Exercise aim =>
Write the data out again, exactly as given.

Dataset rows about figures
________________

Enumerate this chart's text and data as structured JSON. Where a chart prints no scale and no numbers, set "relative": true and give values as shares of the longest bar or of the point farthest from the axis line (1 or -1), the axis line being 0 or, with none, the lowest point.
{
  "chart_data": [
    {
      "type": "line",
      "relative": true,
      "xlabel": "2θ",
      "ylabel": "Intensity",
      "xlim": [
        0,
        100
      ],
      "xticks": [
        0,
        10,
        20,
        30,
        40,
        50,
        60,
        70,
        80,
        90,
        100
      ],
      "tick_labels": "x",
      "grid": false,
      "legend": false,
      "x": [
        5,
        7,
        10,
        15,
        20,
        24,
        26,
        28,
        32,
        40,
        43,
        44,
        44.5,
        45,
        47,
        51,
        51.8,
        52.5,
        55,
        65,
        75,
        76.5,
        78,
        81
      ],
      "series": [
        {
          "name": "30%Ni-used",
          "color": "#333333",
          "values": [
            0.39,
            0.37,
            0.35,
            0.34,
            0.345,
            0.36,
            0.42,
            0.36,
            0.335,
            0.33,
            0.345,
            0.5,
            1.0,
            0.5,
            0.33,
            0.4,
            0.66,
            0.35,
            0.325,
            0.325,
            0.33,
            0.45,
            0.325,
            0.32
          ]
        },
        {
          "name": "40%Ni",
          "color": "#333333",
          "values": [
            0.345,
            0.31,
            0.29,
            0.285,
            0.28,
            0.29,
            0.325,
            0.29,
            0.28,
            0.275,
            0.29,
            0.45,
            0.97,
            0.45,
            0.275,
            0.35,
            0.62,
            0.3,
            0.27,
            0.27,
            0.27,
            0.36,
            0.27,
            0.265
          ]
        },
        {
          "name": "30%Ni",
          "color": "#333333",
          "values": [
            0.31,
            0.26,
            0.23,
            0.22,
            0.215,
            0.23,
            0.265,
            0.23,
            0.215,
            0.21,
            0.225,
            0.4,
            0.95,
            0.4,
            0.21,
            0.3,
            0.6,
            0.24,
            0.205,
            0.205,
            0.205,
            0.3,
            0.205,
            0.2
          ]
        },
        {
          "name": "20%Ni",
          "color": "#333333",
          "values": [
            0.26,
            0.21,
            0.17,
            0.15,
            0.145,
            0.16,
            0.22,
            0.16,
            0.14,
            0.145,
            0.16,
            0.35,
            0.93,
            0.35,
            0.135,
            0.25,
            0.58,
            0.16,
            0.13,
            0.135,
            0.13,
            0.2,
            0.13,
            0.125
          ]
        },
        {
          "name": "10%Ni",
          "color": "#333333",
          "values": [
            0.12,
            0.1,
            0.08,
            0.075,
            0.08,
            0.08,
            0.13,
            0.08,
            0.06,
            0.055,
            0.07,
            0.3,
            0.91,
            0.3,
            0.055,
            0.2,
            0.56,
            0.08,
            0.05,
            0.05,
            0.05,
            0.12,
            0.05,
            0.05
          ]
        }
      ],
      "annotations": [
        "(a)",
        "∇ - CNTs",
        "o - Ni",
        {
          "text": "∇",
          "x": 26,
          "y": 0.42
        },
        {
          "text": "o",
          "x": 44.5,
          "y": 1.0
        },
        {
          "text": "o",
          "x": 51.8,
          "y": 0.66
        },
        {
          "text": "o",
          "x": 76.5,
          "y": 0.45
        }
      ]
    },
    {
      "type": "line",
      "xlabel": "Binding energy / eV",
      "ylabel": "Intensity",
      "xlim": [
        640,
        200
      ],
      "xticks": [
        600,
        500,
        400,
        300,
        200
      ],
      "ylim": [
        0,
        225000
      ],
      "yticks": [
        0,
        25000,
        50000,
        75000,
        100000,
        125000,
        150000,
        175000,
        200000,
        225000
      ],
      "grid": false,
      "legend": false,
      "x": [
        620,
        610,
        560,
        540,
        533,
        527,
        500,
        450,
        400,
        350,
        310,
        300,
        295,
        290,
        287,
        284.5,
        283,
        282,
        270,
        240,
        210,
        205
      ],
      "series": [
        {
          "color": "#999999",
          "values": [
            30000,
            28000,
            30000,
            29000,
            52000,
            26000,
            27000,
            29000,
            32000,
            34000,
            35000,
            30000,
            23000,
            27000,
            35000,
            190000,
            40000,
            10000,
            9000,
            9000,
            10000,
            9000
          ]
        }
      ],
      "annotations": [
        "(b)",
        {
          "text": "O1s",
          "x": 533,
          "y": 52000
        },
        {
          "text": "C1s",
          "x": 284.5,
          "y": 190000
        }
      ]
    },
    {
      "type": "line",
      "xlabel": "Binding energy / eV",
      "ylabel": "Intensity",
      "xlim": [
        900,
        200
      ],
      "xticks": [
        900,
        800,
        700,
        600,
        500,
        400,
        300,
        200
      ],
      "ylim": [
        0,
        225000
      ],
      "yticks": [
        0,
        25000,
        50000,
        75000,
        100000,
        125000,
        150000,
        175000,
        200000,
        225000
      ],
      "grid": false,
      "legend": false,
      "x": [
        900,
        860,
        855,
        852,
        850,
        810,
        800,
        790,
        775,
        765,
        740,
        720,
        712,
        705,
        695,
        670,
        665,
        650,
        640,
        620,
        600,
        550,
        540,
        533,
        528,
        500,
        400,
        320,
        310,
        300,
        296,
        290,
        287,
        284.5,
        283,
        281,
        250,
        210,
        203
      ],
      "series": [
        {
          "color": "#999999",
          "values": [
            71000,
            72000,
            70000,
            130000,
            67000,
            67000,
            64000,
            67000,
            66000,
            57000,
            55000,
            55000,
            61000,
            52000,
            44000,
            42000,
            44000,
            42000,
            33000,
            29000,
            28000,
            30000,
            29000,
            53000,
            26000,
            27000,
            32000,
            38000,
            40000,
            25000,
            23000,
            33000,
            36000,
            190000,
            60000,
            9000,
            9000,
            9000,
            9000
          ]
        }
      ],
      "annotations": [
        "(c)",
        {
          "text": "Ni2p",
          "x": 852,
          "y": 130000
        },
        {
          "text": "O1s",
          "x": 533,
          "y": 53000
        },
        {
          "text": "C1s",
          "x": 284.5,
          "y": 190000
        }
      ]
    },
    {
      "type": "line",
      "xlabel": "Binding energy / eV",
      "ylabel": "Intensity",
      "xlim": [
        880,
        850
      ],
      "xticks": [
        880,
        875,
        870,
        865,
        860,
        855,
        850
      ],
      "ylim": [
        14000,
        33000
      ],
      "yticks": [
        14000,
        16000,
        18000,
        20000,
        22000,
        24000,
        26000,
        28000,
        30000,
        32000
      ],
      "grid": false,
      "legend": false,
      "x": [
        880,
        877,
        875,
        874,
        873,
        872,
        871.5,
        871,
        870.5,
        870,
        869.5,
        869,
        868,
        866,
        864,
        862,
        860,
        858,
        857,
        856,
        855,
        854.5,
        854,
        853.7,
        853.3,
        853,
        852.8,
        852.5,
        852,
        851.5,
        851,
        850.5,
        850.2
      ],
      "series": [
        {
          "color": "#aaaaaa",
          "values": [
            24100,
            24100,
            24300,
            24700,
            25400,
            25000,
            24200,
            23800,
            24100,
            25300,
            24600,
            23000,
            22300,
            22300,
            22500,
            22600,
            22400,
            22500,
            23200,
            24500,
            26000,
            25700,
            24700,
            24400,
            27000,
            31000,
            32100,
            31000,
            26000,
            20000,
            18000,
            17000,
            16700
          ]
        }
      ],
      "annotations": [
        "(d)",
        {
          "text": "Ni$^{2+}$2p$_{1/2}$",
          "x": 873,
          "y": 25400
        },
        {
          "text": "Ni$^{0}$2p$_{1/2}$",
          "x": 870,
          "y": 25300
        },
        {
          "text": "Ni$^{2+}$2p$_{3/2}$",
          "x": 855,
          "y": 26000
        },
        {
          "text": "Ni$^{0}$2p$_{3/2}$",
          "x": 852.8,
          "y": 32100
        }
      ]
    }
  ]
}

________________

Task solution =>
Enumerate this chart's text and data as structured JSON. Where a chart prints no scale and no numbers, set "relative": true and give values as shares of the longest bar or of the point farthest from the axis line (1 or -1), the axis line being 0 or, with none, the lowest point.
{
  "chart_data": [
    {
      "type": "line",
      "relative": true,
      "xlabel": "2θ",
      "ylabel": "Intensity",
      "xlim": [
        0,
        100
      ],
      "xticks": [
        0,
        10,
        20,
        30,
        40,
        50,
        60,
        70,
        80,
        90,
        100
      ],
      "tick_labels": "x",
      "grid": false,
      "legend": false,
      "x": [
        5,
        7,
        10,
        15,
        20,
        24,
        26,
        28,
        32,
        40,
        43,
        44,
        44.5,
        45,
        47,
        51,
        51.8,
        52.5,
        55,
        65,
        75,
        76.5,
        78,
        81
      ],
      "series": [
        {
          "name": "30%Ni-used",
          "color": "#333333",
          "values": [
            0.39,
            0.37,
            0.35,
            0.34,
            0.345,
            0.36,
            0.42,
            0.36,
            0.335,
            0.33,
            0.345,
            0.5,
            1.0,
            0.5,
            0.33,
            0.4,
            0.66,
            0.35,
            0.325,
            0.325,
            0.33,
            0.45,
            0.325,
            0.32
          ]
        },
        {
          "name": "40%Ni",
          "color": "#333333",
          "values": [
            0.345,
            0.31,
            0.29,
            0.285,
            0.28,
            0.29,
            0.325,
            0.29,
            0.28,
            0.275,
            0.29,
            0.45,
            0.97,
            0.45,
            0.275,
            0.35,
            0.62,
            0.3,
            0.27,
            0.27,
            0.27,
            0.36,
            0.27,
            0.265
          ]
        },
        {
          "name": "30%Ni",
          "color": "#333333",
          "values": [
            0.31,
            0.26,
            0.23,
            0.22,
            0.215,
            0.23,
            0.265,
            0.23,
            0.215,
            0.21,
            0.225,
            0.4,
            0.95,
            0.4,
            0.21,
            0.3,
            0.6,
            0.24,
            0.205,
            0.205,
            0.205,
            0.3,
            0.205,
            0.2
          ]
        },
        {
          "name": "20%Ni",
          "color": "#333333",
          "values": [
            0.26,
            0.21,
            0.17,
            0.15,
            0.145,
            0.16,
            0.22,
            0.16,
            0.14,
            0.145,
            0.16,
            0.35,
            0.93,
            0.35,
            0.135,
            0.25,
            0.58,
            0.16,
            0.13,
            0.135,
            0.13,
            0.2,
            0.13,
            0.125
          ]
        },
        {
          "name": "10%Ni",
          "color": "#333333",
          "values": [
            0.12,
            0.1,
            0.08,
            0.075,
            0.08,
            0.08,
            0.13,
            0.08,
            0.06,
            0.055,
            0.07,
            0.3,
            0.91,
            0.3,
            0.055,
            0.2,
            0.56,
            0.08,
            0.05,
            0.05,
            0.05,
            0.12,
            0.05,
            0.05
          ]
        }
      ],
      "annotations": [
        "(a)",
        "∇ - CNTs",
        "o - Ni",
        {
          "text": "∇",
          "x": 26,
          "y": 0.42
        },
        {
          "text": "o",
          "x": 44.5,
          "y": 1.0
        },
        {
          "text": "o",
          "x": 51.8,
          "y": 0.66
        },
        {
          "text": "o",
          "x": 76.5,
          "y": 0.45
        }
      ]
    },
    {
      "type": "line",
      "xlabel": "Binding energy / eV",
      "ylabel": "Intensity",
      "xlim": [
        640,
        200
      ],
      "xticks": [
        600,
        500,
        400,
        300,
        200
      ],
      "ylim": [
        0,
        225000
      ],
      "yticks": [
        0,
        25000,
        50000,
        75000,
        100000,
        125000,
        150000,
        175000,
        200000,
        225000
      ],
      "grid": false,
      "legend": false,
      "x": [
        620,
        610,
        560,
        540,
        533,
        527,
        500,
        450,
        400,
        350,
        310,
        300,
        295,
        290,
        287,
        284.5,
        283,
        282,
        270,
        240,
        210,
        205
      ],
      "series": [
        {
          "color": "#999999",
          "values": [
            30000,
            28000,
            30000,
            29000,
            52000,
            26000,
            27000,
            29000,
            32000,
            34000,
            35000,
            30000,
            23000,
            27000,
            35000,
            190000,
            40000,
            10000,
            9000,
            9000,
            10000,
            9000
          ]
        }
      ],
      "annotations": [
        "(b)",
        {
          "text": "O1s",
          "x": 533,
          "y": 52000
        },
        {
          "text": "C1s",
          "x": 284.5,
          "y": 190000
        }
      ]
    },
    {
      "type": "line",
      "xlabel": "Binding energy / eV",
      "ylabel": "Intensity",
      "xlim": [
        900,
        200
      ],
      "xticks": [
        900,
        800,
        700,
        600,
        500,
        400,
        300,
        200
      ],
      "ylim": [
        0,
        225000
      ],
      "yticks": [
        0,
        25000,
        50000,
        75000,
        100000,
        125000,
        150000,
        175000,
        200000,
        225000
      ],
      "grid": false,
      "legend": false,
      "x": [
        900,
        860,
        855,
        852,
        850,
        810,
        800,
        790,
        775,
        765,
        740,
        720,
        712,
        705,
        695,
        670,
        665,
        650,
        640,
        620,
        600,
        550,
        540,
        533,
        528,
        500,
        400,
        320,
        310,
        300,
        296,
        290,
        287,
        284.5,
        283,
        281,
        250,
        210,
        203
      ],
      "series": [
        {
          "color": "#999999",
          "values": [
            71000,
            72000,
            70000,
            130000,
            67000,
            67000,
            64000,
            67000,
            66000,
            57000,
            55000,
            55000,
            61000,
            52000,
            44000,
            42000,
            44000,
            42000,
            33000,
            29000,
            28000,
            30000,
            29000,
            53000,
            26000,
            27000,
            32000,
            38000,
            40000,
            25000,
            23000,
            33000,
            36000,
            190000,
            60000,
            9000,
            9000,
            9000,
            9000
          ]
        }
      ],
      "annotations": [
        "(c)",
        {
          "text": "Ni2p",
          "x": 852,
          "y": 130000
        },
        {
          "text": "O1s",
          "x": 533,
          "y": 53000
        },
        {
          "text": "C1s",
          "x": 284.5,
          "y": 190000
        }
      ]
    },
    {
      "type": "line",
      "xlabel": "Binding energy / eV",
      "ylabel": "Intensity",
      "xlim": [
        880,
        850
      ],
      "xticks": [
        880,
        875,
        870,
        865,
        860,
        855,
        850
      ],
      "ylim": [
        14000,
        33000
      ],
      "yticks": [
        14000,
        16000,
        18000,
        20000,
        22000,
        24000,
        26000,
        28000,
        30000,
        32000
      ],
      "grid": false,
      "legend": false,
      "x": [
        880,
        877,
        875,
        874,
        873,
        872,
        871.5,
        871,
        870.5,
        870,
        869.5,
        869,
        868,
        866,
        864,
        862,
        860,
        858,
        857,
        856,
        855,
        854.5,
        854,
        853.7,
        853.3,
        853,
        852.8,
        852.5,
        852,
        851.5,
        851,
        850.5,
        850.2
      ],
      "series": [
        {
          "color": "#aaaaaa",
          "values": [
            24100,
            24100,
            24300,
            24700,
            25400,
            25000,
            24200,
            23800,
            24100,
            25300,
            24600,
            23000,
            22300,
            22300,
            22500,
            22600,
            22400,
            22500,
            23200,
            24500,
            26000,
            25700,
            24700,
            24400,
            27000,
            31000,
            32100,
            31000,
            26000,
            20000,
            18000,
            17000,
            16700
          ]
        }
      ],
      "annotations": [
        "(d)",
        {
          "text": "Ni$^{2+}$2p$_{1/2}$",
          "x": 873,
          "y": 25400
        },
        {
          "text": "Ni$^{0}$2p$_{1/2}$",
          "x": 870,
          "y": 25300
        },
        {
          "text": "Ni$^{2+}$2p$_{3/2}$",
          "x": 855,
          "y": 26000
        },
        {
          "text": "Ni$^{0}$2p$_{3/2}$",
          "x": 852.8,
          "y": 32100
        }
      ]
    }
  ]
}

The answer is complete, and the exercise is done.